- _WHAT IS ASKED_
Every record must be repeated exactly; omit any pictures they contain.

- _Extracted data entries_
* * *
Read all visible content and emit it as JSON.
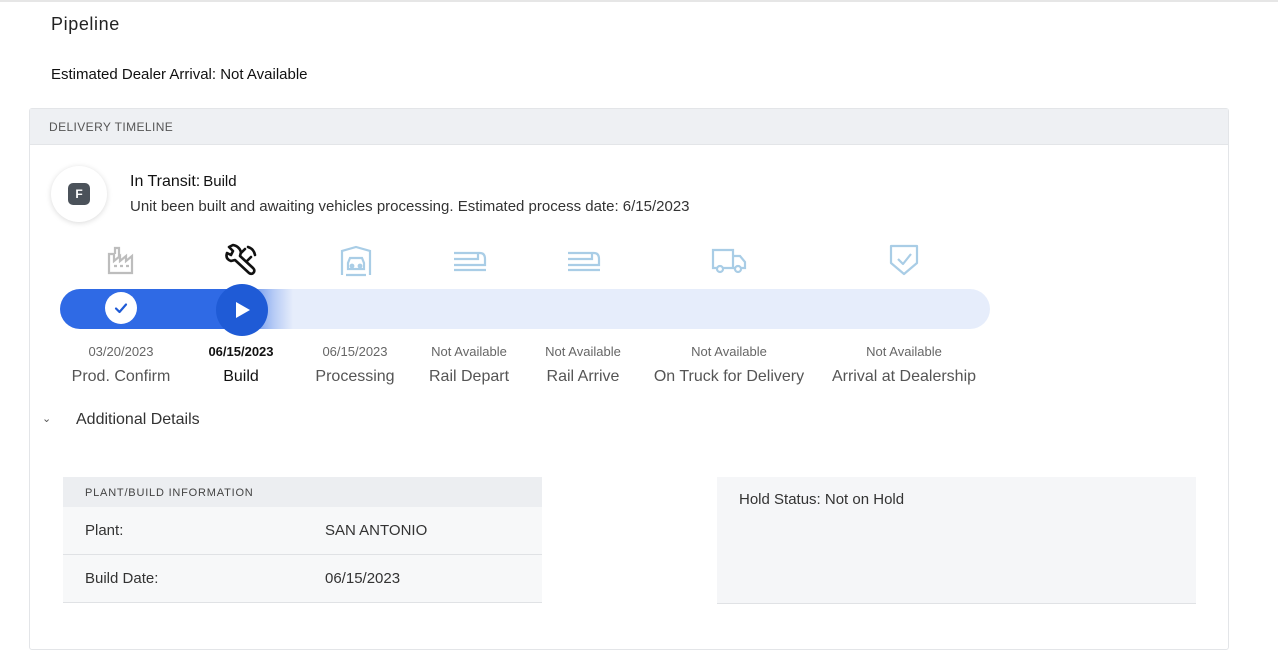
{
  "page": {
    "title": "Pipeline",
    "estimated_arrival": "Estimated Dealer Arrival: Not Available"
  },
  "timeline": {
    "header": "DELIVERY TIMELINE",
    "badge_letter": "F",
    "status_label": "In Transit:",
    "status_stage": "Build",
    "status_description": "Unit been built and awaiting vehicles processing. Estimated process date: 6/15/2023",
    "progress_fraction": 0.25,
    "steps": [
      {
        "name": "Prod. Confirm",
        "date": "03/20/2023",
        "state": "done",
        "icon": "factory-icon"
      },
      {
        "name": "Build",
        "date": "06/15/2023",
        "state": "current",
        "icon": "wrench-icon"
      },
      {
        "name": "Processing",
        "date": "06/15/2023",
        "state": "pending",
        "icon": "processing-icon"
      },
      {
        "name": "Rail Depart",
        "date": "Not Available",
        "state": "pending",
        "icon": "train-icon"
      },
      {
        "name": "Rail Arrive",
        "date": "Not Available",
        "state": "pending",
        "icon": "train-icon"
      },
      {
        "name": "On Truck for Delivery",
        "date": "Not Available",
        "state": "pending",
        "icon": "truck-icon"
      },
      {
        "name": "Arrival at Dealership",
        "date": "Not Available",
        "state": "pending",
        "icon": "shield-check-icon"
      }
    ]
  },
  "additional": {
    "toggle_label": "Additional Details",
    "plant_info": {
      "header": "PLANT/BUILD INFORMATION",
      "rows": [
        {
          "key": "Plant:",
          "value": "SAN ANTONIO"
        },
        {
          "key": "Build Date:",
          "value": "06/15/2023"
        }
      ]
    },
    "hold_status": "Hold Status: Not on Hold"
  },
  "colors": {
    "accent": "#1f5bd6",
    "track": "#e6edfb",
    "pending_icon": "#a9cde6",
    "done_icon": "#bdbdbd"
  }
}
* * *
- _RESULT FOR THIS TASK_
Read all visible content and emit it as JSON.
{
  "page": {
    "title": "Pipeline",
    "estimated_arrival": "Estimated Dealer Arrival: Not Available"
  },
  "timeline": {
    "header": "DELIVERY TIMELINE",
    "badge_letter": "F",
    "status_label": "In Transit:",
    "status_stage": "Build",
    "status_description": "Unit been built and awaiting vehicles processing. Estimated process date: 6/15/2023",
    "progress_fraction": 0.25,
    "steps": [
      {
        "name": "Prod. Confirm",
        "date": "03/20/2023",
        "state": "done",
        "icon": "factory-icon"
      },
      {
        "name": "Build",
        "date": "06/15/2023",
        "state": "current",
        "icon": "wrench-icon"
      },
      {
        "name": "Processing",
        "date": "06/15/2023",
        "state": "pending",
        "icon": "processing-icon"
      },
      {
        "name": "Rail Depart",
        "date": "Not Available",
        "state": "pending",
        "icon": "train-icon"
      },
      {
        "name": "Rail Arrive",
        "date": "Not Available",
        "state": "pending",
        "icon": "train-icon"
      },
      {
        "name": "On Truck for Delivery",
        "date": "Not Available",
        "state": "pending",
        "icon": "truck-icon"
      },
      {
        "name": "Arrival at Dealership",
        "date": "Not Available",
        "state": "pending",
        "icon": "shield-check-icon"
      }
    ]
  },
  "additional": {
    "toggle_label": "Additional Details",
    "plant_info": {
      "header": "PLANT/BUILD INFORMATION",
      "rows": [
        {
          "key": "Plant:",
          "value": "SAN ANTONIO"
        },
        {
          "key": "Build Date:",
          "value": "06/15/2023"
        }
      ]
    },
    "hold_status": "Hold Status: Not on Hold"
  },
  "colors": {
    "accent": "#1f5bd6",
    "track": "#e6edfb",
    "pending_icon": "#a9cde6",
    "done_icon": "#bdbdbd"
  }
}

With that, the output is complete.